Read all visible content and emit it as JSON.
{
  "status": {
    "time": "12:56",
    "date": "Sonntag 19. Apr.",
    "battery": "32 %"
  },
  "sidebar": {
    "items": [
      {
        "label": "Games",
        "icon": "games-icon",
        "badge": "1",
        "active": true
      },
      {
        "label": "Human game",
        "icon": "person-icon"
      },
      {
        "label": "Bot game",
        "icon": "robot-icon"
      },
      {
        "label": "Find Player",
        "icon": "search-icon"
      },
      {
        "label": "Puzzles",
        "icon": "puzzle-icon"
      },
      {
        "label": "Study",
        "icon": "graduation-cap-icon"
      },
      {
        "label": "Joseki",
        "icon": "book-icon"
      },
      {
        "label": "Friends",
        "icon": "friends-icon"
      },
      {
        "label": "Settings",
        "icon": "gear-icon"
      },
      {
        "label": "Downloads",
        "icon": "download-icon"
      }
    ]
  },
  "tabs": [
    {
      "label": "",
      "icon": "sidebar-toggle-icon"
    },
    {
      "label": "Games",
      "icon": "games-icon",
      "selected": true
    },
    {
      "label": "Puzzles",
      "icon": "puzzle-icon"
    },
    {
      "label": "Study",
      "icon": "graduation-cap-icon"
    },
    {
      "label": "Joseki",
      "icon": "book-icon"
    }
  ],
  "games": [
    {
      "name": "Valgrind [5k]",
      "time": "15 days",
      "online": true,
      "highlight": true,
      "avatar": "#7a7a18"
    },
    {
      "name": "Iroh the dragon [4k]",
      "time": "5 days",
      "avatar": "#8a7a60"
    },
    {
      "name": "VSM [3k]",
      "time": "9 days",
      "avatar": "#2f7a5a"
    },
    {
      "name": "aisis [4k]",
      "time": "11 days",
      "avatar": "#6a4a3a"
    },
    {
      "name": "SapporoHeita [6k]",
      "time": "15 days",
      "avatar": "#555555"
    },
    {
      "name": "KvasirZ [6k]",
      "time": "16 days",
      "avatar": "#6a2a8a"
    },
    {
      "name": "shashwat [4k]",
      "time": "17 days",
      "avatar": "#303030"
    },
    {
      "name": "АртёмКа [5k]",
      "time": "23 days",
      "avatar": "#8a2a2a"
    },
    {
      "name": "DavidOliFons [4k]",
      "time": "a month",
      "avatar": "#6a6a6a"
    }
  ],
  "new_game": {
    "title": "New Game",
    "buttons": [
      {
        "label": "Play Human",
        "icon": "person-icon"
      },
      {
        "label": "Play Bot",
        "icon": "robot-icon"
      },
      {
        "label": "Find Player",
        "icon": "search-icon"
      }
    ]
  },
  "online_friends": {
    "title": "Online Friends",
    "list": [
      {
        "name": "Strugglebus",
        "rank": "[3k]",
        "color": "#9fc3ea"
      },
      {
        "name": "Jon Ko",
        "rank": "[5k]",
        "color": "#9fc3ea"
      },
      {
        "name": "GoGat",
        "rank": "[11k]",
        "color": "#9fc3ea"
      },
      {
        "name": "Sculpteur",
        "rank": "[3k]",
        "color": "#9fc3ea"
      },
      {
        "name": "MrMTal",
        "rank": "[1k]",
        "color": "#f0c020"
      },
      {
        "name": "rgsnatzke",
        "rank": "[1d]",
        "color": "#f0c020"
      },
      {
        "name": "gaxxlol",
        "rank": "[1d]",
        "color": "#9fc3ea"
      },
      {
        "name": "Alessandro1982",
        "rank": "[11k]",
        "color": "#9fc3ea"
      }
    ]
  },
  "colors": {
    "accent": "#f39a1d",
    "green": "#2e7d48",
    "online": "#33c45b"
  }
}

## Problem to work on
Give back each line above precisely as it stands.

## Finished task
Read all visible content and emit it as JSON.
{
  "status": {
    "time": "12:56",
    "date": "Sonntag 19. Apr.",
    "battery": "32 %"
  },
  "sidebar": {
    "items": [
      {
        "label": "Games",
        "icon": "games-icon",
        "badge": "1",
        "active": true
      },
      {
        "label": "Human game",
        "icon": "person-icon"
      },
      {
        "label": "Bot game",
        "icon": "robot-icon"
      },
      {
        "label": "Find Player",
        "icon": "search-icon"
      },
      {
        "label": "Puzzles",
        "icon": "puzzle-icon"
      },
      {
        "label": "Study",
        "icon": "graduation-cap-icon"
      },
      {
        "label": "Joseki",
        "icon": "book-icon"
      },
      {
        "label": "Friends",
        "icon": "friends-icon"
      },
      {
        "label": "Settings",
        "icon": "gear-icon"
      },
      {
        "label": "Downloads",
        "icon": "download-icon"
      }
    ]
  },
  "tabs": [
    {
      "label": "",
      "icon": "sidebar-toggle-icon"
    },
    {
      "label": "Games",
      "icon": "games-icon",
      "selected": true
    },
    {
      "label": "Puzzles",
      "icon": "puzzle-icon"
    },
    {
      "label": "Study",
      "icon": "graduation-cap-icon"
    },
    {
      "label": "Joseki",
      "icon": "book-icon"
    }
  ],
  "games": [
    {
      "name": "Valgrind [5k]",
      "time": "15 days",
      "online": true,
      "highlight": true,
      "avatar": "#7a7a18"
    },
    {
      "name": "Iroh the dragon [4k]",
      "time": "5 days",
      "avatar": "#8a7a60"
    },
    {
      "name": "VSM [3k]",
      "time": "9 days",
      "avatar": "#2f7a5a"
    },
    {
      "name": "aisis [4k]",
      "time": "11 days",
      "avatar": "#6a4a3a"
    },
    {
      "name": "SapporoHeita [6k]",
      "time": "15 days",
      "avatar": "#555555"
    },
    {
      "name": "KvasirZ [6k]",
      "time": "16 days",
      "avatar": "#6a2a8a"
    },
    {
      "name": "shashwat [4k]",
      "time": "17 days",
      "avatar": "#303030"
    },
    {
      "name": "АртёмКа [5k]",
      "time": "23 days",
      "avatar": "#8a2a2a"
    },
    {
      "name": "DavidOliFons [4k]",
      "time": "a month",
      "avatar": "#6a6a6a"
    }
  ],
  "new_game": {
    "title": "New Game",
    "buttons": [
      {
        "label": "Play Human",
        "icon": "person-icon"
      },
      {
        "label": "Play Bot",
        "icon": "robot-icon"
      },
      {
        "label": "Find Player",
        "icon": "search-icon"
      }
    ]
  },
  "online_friends": {
    "title": "Online Friends",
    "list": [
      {
        "name": "Strugglebus",
        "rank": "[3k]",
        "color": "#9fc3ea"
      },
      {
        "name": "Jon Ko",
        "rank": "[5k]",
        "color": "#9fc3ea"
      },
      {
        "name": "GoGat",
        "rank": "[11k]",
        "color": "#9fc3ea"
      },
      {
        "name": "Sculpteur",
        "rank": "[3k]",
        "color": "#9fc3ea"
      },
      {
        "name": "MrMTal",
        "rank": "[1k]",
        "color": "#f0c020"
      },
      {
        "name": "rgsnatzke",
        "rank": "[1d]",
        "color": "#f0c020"
      },
      {
        "name": "gaxxlol",
        "rank": "[1d]",
        "color": "#9fc3ea"
      },
      {
        "name": "Alessandro1982",
        "rank": "[11k]",
        "color": "#9fc3ea"
      }
    ]
  },
  "colors": {
    "accent": "#f39a1d",
    "green": "#2e7d48",
    "online": "#33c45b"
  }
}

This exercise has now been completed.